■ Challenge ■
Find the lines holding "evne" and copy them.

(Stored records)
::::::::

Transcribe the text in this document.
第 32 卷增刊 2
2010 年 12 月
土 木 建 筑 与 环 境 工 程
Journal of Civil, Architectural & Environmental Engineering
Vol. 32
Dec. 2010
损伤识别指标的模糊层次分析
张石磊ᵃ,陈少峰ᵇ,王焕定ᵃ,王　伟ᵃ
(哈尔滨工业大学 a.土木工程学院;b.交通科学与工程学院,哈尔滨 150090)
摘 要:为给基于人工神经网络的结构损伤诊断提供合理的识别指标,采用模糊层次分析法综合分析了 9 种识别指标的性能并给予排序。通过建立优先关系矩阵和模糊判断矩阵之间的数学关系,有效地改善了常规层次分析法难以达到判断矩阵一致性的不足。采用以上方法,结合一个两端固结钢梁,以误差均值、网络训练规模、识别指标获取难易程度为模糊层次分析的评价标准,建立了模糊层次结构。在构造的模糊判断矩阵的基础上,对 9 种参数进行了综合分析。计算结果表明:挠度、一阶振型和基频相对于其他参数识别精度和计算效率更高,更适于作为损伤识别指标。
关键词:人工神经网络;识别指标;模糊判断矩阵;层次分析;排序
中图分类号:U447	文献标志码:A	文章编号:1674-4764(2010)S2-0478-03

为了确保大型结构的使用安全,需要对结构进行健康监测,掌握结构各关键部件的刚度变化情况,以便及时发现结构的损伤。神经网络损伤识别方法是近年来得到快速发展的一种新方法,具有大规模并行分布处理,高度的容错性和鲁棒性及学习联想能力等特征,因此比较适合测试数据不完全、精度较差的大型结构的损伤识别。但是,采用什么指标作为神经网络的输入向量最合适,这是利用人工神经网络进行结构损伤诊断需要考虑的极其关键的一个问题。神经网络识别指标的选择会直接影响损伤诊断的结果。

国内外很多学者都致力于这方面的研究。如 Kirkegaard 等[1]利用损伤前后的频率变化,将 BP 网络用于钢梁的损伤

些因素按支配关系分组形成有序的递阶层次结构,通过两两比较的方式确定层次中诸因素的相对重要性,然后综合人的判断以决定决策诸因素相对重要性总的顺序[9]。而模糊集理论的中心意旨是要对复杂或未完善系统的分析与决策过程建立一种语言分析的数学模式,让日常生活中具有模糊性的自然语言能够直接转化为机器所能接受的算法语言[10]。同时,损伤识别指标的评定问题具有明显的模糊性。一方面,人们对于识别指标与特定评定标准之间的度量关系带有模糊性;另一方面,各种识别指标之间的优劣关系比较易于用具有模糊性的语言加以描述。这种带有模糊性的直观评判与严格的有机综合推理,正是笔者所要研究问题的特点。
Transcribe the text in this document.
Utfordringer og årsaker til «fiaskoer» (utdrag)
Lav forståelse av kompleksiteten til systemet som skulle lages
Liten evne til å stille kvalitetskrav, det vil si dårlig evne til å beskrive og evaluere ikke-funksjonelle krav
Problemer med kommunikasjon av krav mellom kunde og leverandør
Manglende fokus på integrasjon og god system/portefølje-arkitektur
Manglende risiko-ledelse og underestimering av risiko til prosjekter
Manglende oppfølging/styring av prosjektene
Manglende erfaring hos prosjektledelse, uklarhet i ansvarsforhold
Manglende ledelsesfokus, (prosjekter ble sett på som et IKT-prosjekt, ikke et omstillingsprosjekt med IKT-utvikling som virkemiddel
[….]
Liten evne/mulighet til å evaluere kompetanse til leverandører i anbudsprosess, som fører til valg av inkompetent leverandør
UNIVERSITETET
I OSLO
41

::::::::

■ Complete response ■
Liten evne til å stille kvalitetskrav, det vil si dårlig evne til å beskrive og evaluere ikke-funksjonelle krav
Liten evne/mulighet til å evaluere kompetanse til leverandører i anbudsprosess, som fører til valg av inkompetent leverandør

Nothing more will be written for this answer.